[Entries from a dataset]
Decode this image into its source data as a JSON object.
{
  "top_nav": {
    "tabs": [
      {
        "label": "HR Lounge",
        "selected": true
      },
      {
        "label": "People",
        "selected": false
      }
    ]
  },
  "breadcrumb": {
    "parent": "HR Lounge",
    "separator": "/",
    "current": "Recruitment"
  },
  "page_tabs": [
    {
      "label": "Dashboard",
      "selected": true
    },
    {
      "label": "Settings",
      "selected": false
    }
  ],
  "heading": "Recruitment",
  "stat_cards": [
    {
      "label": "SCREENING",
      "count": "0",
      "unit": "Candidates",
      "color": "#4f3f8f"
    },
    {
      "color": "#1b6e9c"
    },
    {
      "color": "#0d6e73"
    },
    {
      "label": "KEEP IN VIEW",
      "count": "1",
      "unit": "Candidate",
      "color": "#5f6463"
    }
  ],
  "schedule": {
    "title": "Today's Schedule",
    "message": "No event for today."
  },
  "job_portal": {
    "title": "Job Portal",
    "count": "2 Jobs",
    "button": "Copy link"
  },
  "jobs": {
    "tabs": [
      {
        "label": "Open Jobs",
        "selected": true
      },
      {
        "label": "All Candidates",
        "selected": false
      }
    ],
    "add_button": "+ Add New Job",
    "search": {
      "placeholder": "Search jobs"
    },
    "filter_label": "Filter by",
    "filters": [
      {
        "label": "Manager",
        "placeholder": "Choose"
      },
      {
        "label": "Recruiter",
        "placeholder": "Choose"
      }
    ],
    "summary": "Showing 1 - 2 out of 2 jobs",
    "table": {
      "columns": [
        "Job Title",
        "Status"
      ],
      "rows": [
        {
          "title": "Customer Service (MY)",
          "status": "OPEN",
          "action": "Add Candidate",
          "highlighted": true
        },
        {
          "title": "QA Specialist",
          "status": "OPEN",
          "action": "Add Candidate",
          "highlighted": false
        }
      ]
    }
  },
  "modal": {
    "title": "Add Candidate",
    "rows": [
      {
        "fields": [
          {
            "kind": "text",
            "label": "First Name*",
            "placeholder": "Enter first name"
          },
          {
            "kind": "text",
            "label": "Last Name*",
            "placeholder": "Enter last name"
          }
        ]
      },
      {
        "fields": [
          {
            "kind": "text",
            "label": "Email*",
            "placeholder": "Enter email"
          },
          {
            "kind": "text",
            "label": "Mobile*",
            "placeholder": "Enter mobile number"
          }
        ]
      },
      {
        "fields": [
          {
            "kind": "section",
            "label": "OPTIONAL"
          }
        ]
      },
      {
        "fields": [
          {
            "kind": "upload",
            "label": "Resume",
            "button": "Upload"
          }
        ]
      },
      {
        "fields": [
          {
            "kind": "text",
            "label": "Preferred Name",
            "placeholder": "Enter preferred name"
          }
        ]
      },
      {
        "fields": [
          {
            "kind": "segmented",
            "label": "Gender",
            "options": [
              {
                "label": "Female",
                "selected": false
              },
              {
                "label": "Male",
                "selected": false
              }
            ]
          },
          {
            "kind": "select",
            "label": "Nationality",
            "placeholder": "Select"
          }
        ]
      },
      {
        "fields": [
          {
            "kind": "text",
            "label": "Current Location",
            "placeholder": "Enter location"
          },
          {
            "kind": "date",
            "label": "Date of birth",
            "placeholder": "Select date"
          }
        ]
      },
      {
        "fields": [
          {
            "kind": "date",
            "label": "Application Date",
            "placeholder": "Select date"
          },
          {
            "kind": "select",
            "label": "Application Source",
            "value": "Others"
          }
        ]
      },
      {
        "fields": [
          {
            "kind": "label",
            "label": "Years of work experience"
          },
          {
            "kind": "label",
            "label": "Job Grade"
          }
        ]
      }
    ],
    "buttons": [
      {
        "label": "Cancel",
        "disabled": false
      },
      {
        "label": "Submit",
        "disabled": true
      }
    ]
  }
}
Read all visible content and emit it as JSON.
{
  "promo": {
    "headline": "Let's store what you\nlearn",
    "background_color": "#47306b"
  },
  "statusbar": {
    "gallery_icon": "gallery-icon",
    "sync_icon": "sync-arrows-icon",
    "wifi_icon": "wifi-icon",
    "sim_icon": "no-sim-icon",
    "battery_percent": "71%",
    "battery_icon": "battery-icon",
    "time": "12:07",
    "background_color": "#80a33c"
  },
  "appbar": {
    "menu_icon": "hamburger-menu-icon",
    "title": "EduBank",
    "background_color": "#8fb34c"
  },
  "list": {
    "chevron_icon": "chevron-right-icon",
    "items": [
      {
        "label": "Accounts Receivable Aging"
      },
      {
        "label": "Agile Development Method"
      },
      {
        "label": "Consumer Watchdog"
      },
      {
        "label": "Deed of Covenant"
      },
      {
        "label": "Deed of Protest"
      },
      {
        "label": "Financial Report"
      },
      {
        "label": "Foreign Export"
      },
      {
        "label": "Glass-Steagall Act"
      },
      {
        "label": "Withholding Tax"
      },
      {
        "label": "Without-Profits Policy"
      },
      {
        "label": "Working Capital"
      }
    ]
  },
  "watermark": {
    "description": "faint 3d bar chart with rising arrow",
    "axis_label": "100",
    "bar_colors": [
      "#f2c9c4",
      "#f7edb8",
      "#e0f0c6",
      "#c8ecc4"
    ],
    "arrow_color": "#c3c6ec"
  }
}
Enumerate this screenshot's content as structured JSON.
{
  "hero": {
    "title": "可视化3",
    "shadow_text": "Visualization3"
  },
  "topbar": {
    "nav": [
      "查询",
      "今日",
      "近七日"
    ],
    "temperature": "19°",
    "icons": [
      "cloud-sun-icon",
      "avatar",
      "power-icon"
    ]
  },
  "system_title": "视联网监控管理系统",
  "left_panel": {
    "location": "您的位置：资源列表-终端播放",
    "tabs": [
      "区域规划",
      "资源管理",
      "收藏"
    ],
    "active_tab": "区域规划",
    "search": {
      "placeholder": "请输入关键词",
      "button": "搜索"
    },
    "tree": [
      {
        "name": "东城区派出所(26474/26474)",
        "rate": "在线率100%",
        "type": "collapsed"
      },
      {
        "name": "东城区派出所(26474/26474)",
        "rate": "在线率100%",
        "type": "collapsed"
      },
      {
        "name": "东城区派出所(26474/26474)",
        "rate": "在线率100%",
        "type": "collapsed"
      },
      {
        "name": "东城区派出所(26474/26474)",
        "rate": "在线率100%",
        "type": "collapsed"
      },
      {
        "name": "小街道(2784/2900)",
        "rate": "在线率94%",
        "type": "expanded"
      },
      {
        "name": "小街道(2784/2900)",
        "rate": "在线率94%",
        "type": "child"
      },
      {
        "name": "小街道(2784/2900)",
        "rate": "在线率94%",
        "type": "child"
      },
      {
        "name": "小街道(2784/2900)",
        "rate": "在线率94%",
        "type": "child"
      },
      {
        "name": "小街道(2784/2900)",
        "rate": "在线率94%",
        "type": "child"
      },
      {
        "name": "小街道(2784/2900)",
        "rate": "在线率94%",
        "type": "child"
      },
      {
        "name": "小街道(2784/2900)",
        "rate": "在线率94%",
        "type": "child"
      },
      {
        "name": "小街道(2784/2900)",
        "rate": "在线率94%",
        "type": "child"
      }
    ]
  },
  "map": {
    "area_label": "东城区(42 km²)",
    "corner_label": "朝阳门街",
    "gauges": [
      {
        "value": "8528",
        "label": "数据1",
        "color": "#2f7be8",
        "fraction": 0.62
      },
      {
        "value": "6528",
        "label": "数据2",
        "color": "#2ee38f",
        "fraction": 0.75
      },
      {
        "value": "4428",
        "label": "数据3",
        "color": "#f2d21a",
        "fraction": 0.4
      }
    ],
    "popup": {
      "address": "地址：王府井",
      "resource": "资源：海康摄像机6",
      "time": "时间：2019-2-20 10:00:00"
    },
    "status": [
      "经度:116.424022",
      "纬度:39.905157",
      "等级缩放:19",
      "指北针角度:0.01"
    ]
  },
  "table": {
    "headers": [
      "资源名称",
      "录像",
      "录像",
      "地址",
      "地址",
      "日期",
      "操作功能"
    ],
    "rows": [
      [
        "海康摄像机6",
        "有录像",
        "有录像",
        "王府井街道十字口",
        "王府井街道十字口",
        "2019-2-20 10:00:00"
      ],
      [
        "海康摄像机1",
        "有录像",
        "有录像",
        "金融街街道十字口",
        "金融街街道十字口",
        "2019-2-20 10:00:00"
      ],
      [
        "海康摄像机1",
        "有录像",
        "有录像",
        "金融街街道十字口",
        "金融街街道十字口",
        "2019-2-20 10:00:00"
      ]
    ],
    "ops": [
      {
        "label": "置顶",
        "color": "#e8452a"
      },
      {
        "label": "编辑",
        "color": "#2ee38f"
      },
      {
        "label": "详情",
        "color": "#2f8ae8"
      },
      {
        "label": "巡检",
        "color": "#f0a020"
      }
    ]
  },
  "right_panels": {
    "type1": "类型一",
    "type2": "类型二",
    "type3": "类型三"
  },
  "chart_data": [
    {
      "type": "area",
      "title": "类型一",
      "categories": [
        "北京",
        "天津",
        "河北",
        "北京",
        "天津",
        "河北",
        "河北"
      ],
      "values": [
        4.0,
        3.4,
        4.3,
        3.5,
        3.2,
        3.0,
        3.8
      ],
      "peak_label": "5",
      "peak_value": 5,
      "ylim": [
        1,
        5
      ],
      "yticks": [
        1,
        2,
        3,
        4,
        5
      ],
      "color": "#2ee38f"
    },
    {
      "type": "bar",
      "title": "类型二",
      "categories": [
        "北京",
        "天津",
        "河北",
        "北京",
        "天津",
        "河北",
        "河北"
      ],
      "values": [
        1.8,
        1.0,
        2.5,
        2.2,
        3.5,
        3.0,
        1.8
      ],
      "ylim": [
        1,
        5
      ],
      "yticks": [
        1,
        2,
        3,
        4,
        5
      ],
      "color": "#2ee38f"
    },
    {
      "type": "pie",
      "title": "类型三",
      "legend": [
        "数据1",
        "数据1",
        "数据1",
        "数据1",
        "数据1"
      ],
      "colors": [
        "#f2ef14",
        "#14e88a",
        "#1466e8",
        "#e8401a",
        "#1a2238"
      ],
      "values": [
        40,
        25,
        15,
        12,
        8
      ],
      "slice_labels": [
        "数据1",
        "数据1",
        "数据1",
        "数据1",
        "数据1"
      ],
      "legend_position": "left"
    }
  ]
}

Objective –
Gather from the records above every line containing the string "fraction".

Output for this exercise –
        "fraction": 0.62
        "fraction": 0.75
        "fraction": 0.4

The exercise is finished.